DATASET RECORDS >>
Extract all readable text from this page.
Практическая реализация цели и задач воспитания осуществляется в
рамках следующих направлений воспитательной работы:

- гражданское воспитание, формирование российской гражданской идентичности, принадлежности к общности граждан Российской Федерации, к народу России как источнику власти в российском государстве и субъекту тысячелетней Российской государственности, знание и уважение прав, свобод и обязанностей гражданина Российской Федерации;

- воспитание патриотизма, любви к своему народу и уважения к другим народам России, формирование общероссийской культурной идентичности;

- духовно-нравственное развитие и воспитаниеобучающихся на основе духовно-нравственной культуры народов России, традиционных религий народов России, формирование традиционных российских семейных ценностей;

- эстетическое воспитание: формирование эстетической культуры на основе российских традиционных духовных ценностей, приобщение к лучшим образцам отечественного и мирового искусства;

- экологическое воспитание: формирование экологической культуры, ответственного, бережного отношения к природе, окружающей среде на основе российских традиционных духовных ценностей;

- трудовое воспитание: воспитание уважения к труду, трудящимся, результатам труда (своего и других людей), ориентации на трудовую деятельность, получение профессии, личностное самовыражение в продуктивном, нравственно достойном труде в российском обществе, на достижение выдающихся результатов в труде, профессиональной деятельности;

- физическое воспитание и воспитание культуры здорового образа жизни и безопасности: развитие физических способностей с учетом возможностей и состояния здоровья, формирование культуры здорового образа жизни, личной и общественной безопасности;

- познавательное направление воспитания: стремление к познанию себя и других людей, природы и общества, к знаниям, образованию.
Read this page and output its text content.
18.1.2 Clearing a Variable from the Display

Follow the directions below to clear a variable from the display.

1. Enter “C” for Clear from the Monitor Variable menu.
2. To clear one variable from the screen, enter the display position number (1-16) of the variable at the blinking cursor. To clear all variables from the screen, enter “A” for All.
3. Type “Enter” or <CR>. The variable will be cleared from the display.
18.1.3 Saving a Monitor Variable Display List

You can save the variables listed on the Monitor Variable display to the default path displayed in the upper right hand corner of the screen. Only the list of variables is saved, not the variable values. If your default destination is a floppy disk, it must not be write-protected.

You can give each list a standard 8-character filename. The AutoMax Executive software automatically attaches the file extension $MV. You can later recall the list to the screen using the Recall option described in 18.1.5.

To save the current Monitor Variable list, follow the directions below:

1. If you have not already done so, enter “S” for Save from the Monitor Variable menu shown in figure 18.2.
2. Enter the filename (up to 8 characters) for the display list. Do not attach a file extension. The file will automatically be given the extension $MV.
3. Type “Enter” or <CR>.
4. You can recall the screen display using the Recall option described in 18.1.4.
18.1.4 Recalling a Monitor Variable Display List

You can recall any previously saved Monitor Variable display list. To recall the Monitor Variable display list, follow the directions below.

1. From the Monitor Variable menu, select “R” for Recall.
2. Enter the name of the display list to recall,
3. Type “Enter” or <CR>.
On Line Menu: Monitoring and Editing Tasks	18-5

WHAT THE EXERCISE ASKS >> Find the word "культуры" in the material, then list each line that holds it.

OUTPUT FOR THIS TASK >>
- духовно-нравственное развитие и воспитаниеобучающихся на основе духовно-нравственной культуры народов России, традиционных религий народов России, формирование традиционных российских семейных ценностей;
- эстетическое воспитание: формирование эстетической культуры на основе российских традиционных духовных ценностей, приобщение к лучшим образцам отечественного и мирового искусства;
- экологическое воспитание: формирование экологической культуры, ответственного, бережного отношения к природе, окружающей среде на основе российских традиционных духовных ценностей;
- физическое воспитание и воспитание культуры здорового образа жизни и безопасности: развитие физических способностей с учетом возможностей и состояния здоровья, формирование культуры здорового образа жизни, личной и общественной безопасности;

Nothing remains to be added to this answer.